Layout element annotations
━━━━━━━━━━━━━━━━

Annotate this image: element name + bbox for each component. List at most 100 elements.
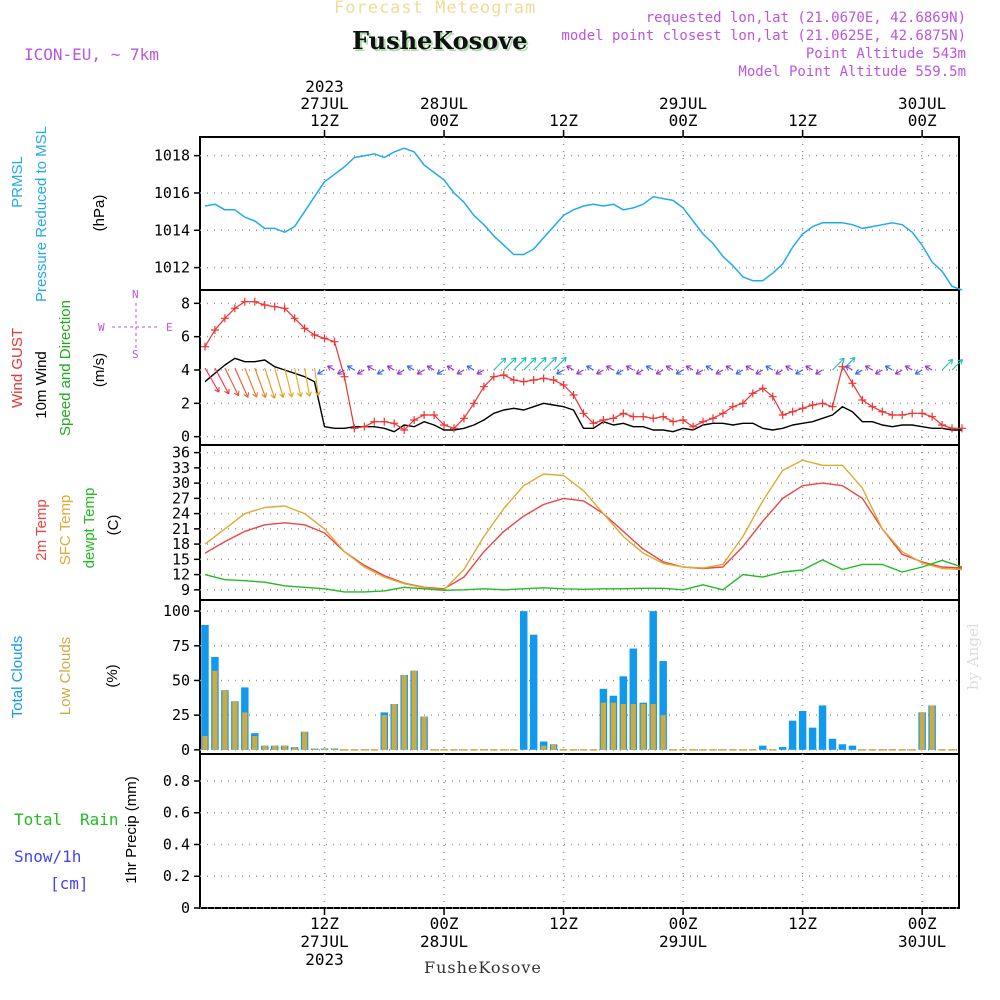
top-year-label: 2023 bbox=[305, 77, 344, 96]
wind-gust-marker bbox=[699, 417, 708, 426]
wind-gust-marker bbox=[728, 402, 737, 411]
wind-direction-arrowhead bbox=[476, 369, 482, 375]
top-date-label: 27JUL bbox=[300, 94, 348, 113]
wind-direction-arrow bbox=[795, 369, 803, 375]
low-cloud-bar bbox=[650, 704, 656, 750]
wind-direction-arrowhead bbox=[805, 365, 811, 371]
wind-direction-arrowhead bbox=[595, 369, 602, 375]
wind-dir-label: Speed and Direction bbox=[57, 300, 74, 436]
wind-gust-marker bbox=[589, 419, 598, 428]
pressure-ytick-label: 1014 bbox=[154, 221, 190, 239]
wind-direction-arrow bbox=[904, 365, 913, 371]
model-point-altitude: Model Point Altitude 559.5m bbox=[738, 64, 966, 80]
wind-direction-arrow bbox=[596, 369, 604, 375]
wind-direction-arrow bbox=[513, 357, 527, 371]
wind-gust-marker bbox=[828, 402, 837, 411]
low-cloud-bar bbox=[620, 704, 626, 750]
wind-direction-arrowhead bbox=[279, 392, 285, 398]
wind-gust-marker bbox=[569, 391, 578, 399]
low-cloud-bar bbox=[301, 731, 308, 750]
wind-direction-arrowhead bbox=[914, 369, 921, 375]
wind-direction-arrowhead bbox=[849, 357, 856, 363]
model-label: ICON-EU, ~ 7km bbox=[24, 45, 159, 64]
wind-gust-marker bbox=[290, 314, 299, 323]
wind-direction-arrowhead bbox=[314, 390, 321, 396]
temperature-ytick-label: 12 bbox=[172, 566, 190, 584]
precip-unit: 1hr Precip (mm) bbox=[123, 776, 140, 884]
low-cloud-bar bbox=[541, 745, 547, 750]
wind-direction-arrow bbox=[367, 365, 375, 371]
clouds-frame bbox=[199, 599, 960, 755]
wind-direction-arrowhead bbox=[356, 369, 363, 375]
temperature-ytick-label: 9 bbox=[181, 581, 190, 599]
wind-gust-marker bbox=[898, 411, 907, 419]
wind-direction-arrow bbox=[274, 367, 284, 398]
wind-gust-marker bbox=[529, 376, 538, 384]
wind-direction-arrowhead bbox=[815, 369, 821, 375]
precipitation-frame bbox=[199, 753, 960, 909]
wind-gust-marker bbox=[878, 407, 887, 416]
wind-gust-marker bbox=[639, 412, 648, 421]
wind-gust-marker bbox=[689, 422, 698, 431]
wind-gust-label: Wind GUST bbox=[9, 328, 26, 408]
total-cloud-bar bbox=[838, 744, 847, 750]
wind-direction-arrow bbox=[685, 365, 694, 371]
wind-direction-arrowhead bbox=[864, 365, 871, 371]
wind-gust-marker bbox=[360, 422, 369, 431]
requested-coords: requested lon,lat (21.0670E, 42.6869N) bbox=[645, 10, 966, 26]
wind-gust-marker bbox=[549, 376, 558, 384]
wind-gust-marker bbox=[230, 304, 239, 313]
wind-gust-marker bbox=[260, 301, 269, 309]
wind-gust-marker bbox=[788, 407, 797, 416]
pressure-label-prmsl: PRMSL bbox=[9, 156, 26, 208]
bottom-time-label: 12Z bbox=[310, 914, 339, 933]
total-cloud-bar bbox=[759, 745, 767, 750]
wind-direction-arrowhead bbox=[894, 369, 901, 375]
low-cloud-bar bbox=[660, 715, 666, 750]
wind-gust-marker bbox=[420, 411, 429, 419]
wind-gust-marker bbox=[459, 414, 468, 423]
low-cloud-bar bbox=[600, 702, 607, 750]
wind-direction-arrow bbox=[456, 369, 465, 375]
wind-direction-arrow bbox=[204, 367, 220, 393]
wind-direction-arrowhead bbox=[605, 365, 612, 371]
low-cloud-bar bbox=[232, 701, 238, 750]
wind-direction-arrowhead bbox=[327, 365, 333, 371]
wind-direction-arrow bbox=[264, 367, 276, 399]
wind-direction-arrowhead bbox=[725, 365, 731, 371]
total-cloud-label: Total Clouds bbox=[9, 636, 26, 719]
low-cloud-bar bbox=[282, 745, 288, 750]
wind-gust-marker bbox=[599, 416, 608, 424]
wind-gust-marker bbox=[808, 401, 817, 409]
wind-direction-arrowhead bbox=[296, 391, 303, 398]
wind-direction-arrowhead bbox=[695, 369, 702, 375]
low-cloud-bar bbox=[212, 670, 218, 750]
wind-gust-marker bbox=[778, 411, 787, 419]
wind-direction-arrowhead bbox=[775, 369, 781, 375]
wind-direction-arrow bbox=[396, 369, 405, 375]
wind-direction-arrow bbox=[317, 369, 325, 375]
wind-direction-arrowhead bbox=[243, 392, 250, 398]
wind-direction-arrowhead bbox=[685, 365, 692, 371]
wind-direction-arrow bbox=[715, 369, 724, 375]
wind-direction-arrowhead bbox=[765, 365, 771, 371]
dewpt-line bbox=[204, 559, 963, 593]
wind-direction-arrow bbox=[875, 369, 883, 375]
wind-gust-marker bbox=[400, 426, 409, 434]
wind-gust-marker bbox=[449, 424, 458, 433]
wind-direction-arrow bbox=[832, 357, 845, 371]
chart-subtitle: Forecast Meteogram bbox=[334, 0, 537, 18]
wind-gust-marker bbox=[499, 371, 508, 379]
wind-speed-line bbox=[204, 357, 962, 433]
point-altitude: Point Altitude 543m bbox=[805, 46, 966, 62]
bottom-time-label: 00Z bbox=[430, 914, 459, 933]
wind-gust-marker bbox=[848, 379, 857, 388]
cloud-unit: (%) bbox=[104, 664, 121, 687]
precip-cm-label: [cm] bbox=[50, 874, 89, 893]
wind-direction-arrow bbox=[466, 365, 475, 371]
total-cloud-bar bbox=[828, 738, 837, 750]
pressure-frame bbox=[199, 136, 960, 291]
wind-gust-marker bbox=[738, 399, 747, 408]
total-cloud-bar bbox=[818, 705, 827, 750]
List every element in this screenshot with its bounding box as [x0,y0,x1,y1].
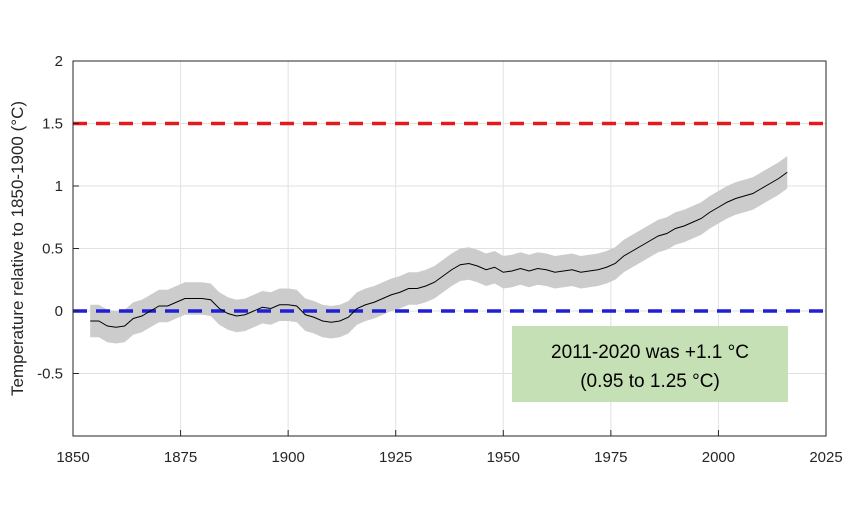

━━━━━━━━━━━━━━━━

INSTRUCTIONS TO FOLLOW:
Write out the part of the entries that opens with the line containing "top-year-label: 2023 bbox=[305, 77, 344, 96]" and closes with the line containing "wind-gust-marker bbox=[230, 304, 239, 313]", both lines included, with every line reproduced precisely.

REPLY:
top-year-label: 2023 bbox=[305, 77, 344, 96]
wind-gust-marker bbox=[699, 417, 708, 426]
wind-gust-marker bbox=[728, 402, 737, 411]
wind-direction-arrowhead bbox=[476, 369, 482, 375]
top-date-label: 27JUL bbox=[300, 94, 348, 113]
wind-direction-arrow bbox=[795, 369, 803, 375]
low-cloud-bar bbox=[650, 704, 656, 750]
wind-direction-arrowhead bbox=[805, 365, 811, 371]
wind-direction-arrowhead bbox=[595, 369, 602, 375]
wind-dir-label: Speed and Direction bbox=[57, 300, 74, 436]
wind-gust-marker bbox=[589, 419, 598, 428]
pressure-ytick-label: 1014 bbox=[154, 221, 190, 239]
wind-direction-arrow bbox=[904, 365, 913, 371]
model-point-altitude: Model Point Altitude 559.5m bbox=[738, 64, 966, 80]
wind-direction-arrow bbox=[596, 369, 604, 375]
wind-direction-arrow bbox=[513, 357, 527, 371]
wind-gust-marker bbox=[828, 402, 837, 411]
low-cloud-bar bbox=[620, 704, 626, 750]
wind-direction-arrowhead bbox=[279, 392, 285, 398]
wind-gust-marker bbox=[569, 391, 578, 399]
low-cloud-bar bbox=[301, 731, 308, 750]
wind-direction-arrowhead bbox=[914, 369, 921, 375]
wind-direction-arrowhead bbox=[849, 357, 856, 363]
model-label: ICON-EU, ~ 7km bbox=[24, 45, 159, 64]
wind-gust-marker bbox=[290, 314, 299, 323]
wind-direction-arrowhead bbox=[314, 390, 321, 396]
temperature-ytick-label: 12 bbox=[172, 566, 190, 584]
precip-unit: 1hr Precip (mm) bbox=[123, 776, 140, 884]
low-cloud-bar bbox=[541, 745, 547, 750]
wind-direction-arrow bbox=[367, 365, 375, 371]
clouds-frame bbox=[199, 599, 960, 755]
wind-direction-arrowhead bbox=[356, 369, 363, 375]
temperature-ytick-label: 9 bbox=[181, 581, 190, 599]
wind-gust-marker bbox=[898, 411, 907, 419]
wind-direction-arrow bbox=[274, 367, 284, 398]
wind-gust-marker bbox=[529, 376, 538, 384]
wind-direction-arrowhead bbox=[815, 369, 821, 375]
precipitation-frame bbox=[199, 753, 960, 909]
wind-gust-marker bbox=[878, 407, 887, 416]
wind-gust-marker bbox=[639, 412, 648, 421]
wind-gust-marker bbox=[689, 422, 698, 431]
wind-gust-label: Wind GUST bbox=[9, 328, 26, 408]
total-cloud-bar bbox=[838, 744, 847, 750]
wind-direction-arrow bbox=[685, 365, 694, 371]
wind-direction-arrowhead bbox=[864, 365, 871, 371]
wind-gust-marker bbox=[360, 422, 369, 431]
requested-coords: requested lon,lat (21.0670E, 42.6869N) bbox=[645, 10, 966, 26]
wind-gust-marker bbox=[549, 376, 558, 384]
wind-gust-marker bbox=[230, 304, 239, 313]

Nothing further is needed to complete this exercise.